++++ Exercise materials ++++

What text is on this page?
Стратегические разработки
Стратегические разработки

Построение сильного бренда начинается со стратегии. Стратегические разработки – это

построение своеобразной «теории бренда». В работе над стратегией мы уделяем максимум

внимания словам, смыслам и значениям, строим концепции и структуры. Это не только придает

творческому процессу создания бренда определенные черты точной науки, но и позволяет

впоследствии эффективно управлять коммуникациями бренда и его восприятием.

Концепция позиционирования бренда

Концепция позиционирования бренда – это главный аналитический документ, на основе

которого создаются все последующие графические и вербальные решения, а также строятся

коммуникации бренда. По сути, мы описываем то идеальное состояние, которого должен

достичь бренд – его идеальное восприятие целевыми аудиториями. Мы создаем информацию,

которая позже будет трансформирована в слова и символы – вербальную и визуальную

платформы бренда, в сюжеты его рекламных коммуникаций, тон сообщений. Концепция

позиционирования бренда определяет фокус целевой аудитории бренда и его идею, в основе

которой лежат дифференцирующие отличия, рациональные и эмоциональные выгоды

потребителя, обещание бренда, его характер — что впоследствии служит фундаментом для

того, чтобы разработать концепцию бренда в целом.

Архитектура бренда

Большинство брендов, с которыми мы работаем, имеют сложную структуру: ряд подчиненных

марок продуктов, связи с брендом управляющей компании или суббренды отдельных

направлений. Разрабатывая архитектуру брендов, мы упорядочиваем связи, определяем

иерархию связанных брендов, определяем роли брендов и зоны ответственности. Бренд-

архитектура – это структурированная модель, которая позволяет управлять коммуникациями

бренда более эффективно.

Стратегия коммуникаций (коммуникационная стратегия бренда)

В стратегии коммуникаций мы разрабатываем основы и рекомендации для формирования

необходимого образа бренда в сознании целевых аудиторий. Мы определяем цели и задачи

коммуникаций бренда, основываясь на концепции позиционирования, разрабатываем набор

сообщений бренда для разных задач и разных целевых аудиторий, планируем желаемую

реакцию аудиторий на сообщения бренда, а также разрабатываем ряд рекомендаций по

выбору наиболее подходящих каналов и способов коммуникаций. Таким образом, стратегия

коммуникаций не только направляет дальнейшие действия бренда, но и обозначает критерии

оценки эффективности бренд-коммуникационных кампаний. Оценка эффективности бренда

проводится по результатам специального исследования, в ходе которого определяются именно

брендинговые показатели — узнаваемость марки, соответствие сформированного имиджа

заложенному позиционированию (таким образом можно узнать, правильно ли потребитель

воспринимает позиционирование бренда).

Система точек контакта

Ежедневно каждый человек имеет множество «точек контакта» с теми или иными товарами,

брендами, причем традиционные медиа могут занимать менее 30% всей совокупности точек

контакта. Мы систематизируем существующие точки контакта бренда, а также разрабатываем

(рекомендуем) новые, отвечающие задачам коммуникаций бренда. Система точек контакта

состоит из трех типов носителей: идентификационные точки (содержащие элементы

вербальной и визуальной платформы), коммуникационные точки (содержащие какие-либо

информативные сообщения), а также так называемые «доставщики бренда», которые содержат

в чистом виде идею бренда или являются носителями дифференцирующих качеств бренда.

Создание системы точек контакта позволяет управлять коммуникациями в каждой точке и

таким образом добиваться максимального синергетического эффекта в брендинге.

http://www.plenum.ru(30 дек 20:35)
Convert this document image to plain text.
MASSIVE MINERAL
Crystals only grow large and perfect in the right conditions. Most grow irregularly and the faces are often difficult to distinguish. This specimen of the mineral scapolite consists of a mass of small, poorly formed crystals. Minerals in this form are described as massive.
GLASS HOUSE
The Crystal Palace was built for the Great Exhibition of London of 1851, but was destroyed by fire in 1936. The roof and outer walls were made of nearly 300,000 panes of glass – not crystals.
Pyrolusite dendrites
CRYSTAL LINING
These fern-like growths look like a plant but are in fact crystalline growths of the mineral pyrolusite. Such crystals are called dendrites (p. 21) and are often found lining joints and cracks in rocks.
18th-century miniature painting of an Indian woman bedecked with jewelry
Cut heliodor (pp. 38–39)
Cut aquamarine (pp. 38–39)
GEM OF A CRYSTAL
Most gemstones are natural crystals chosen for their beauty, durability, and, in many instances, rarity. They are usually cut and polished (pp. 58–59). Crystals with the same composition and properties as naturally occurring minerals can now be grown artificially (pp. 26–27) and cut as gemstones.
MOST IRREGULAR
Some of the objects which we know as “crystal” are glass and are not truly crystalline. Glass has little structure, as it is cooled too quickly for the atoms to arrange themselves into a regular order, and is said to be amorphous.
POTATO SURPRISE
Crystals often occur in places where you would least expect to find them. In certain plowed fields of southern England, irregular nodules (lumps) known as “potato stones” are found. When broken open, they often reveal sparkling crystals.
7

++++

What the task asks: Gather each line of the listing that holds the string "стратегии".

The result:
Построение сильного бренда начинается со стратегии. Стратегические разработки – это
В стратегии коммуникаций мы разрабатываем основы и рекомендации для формирования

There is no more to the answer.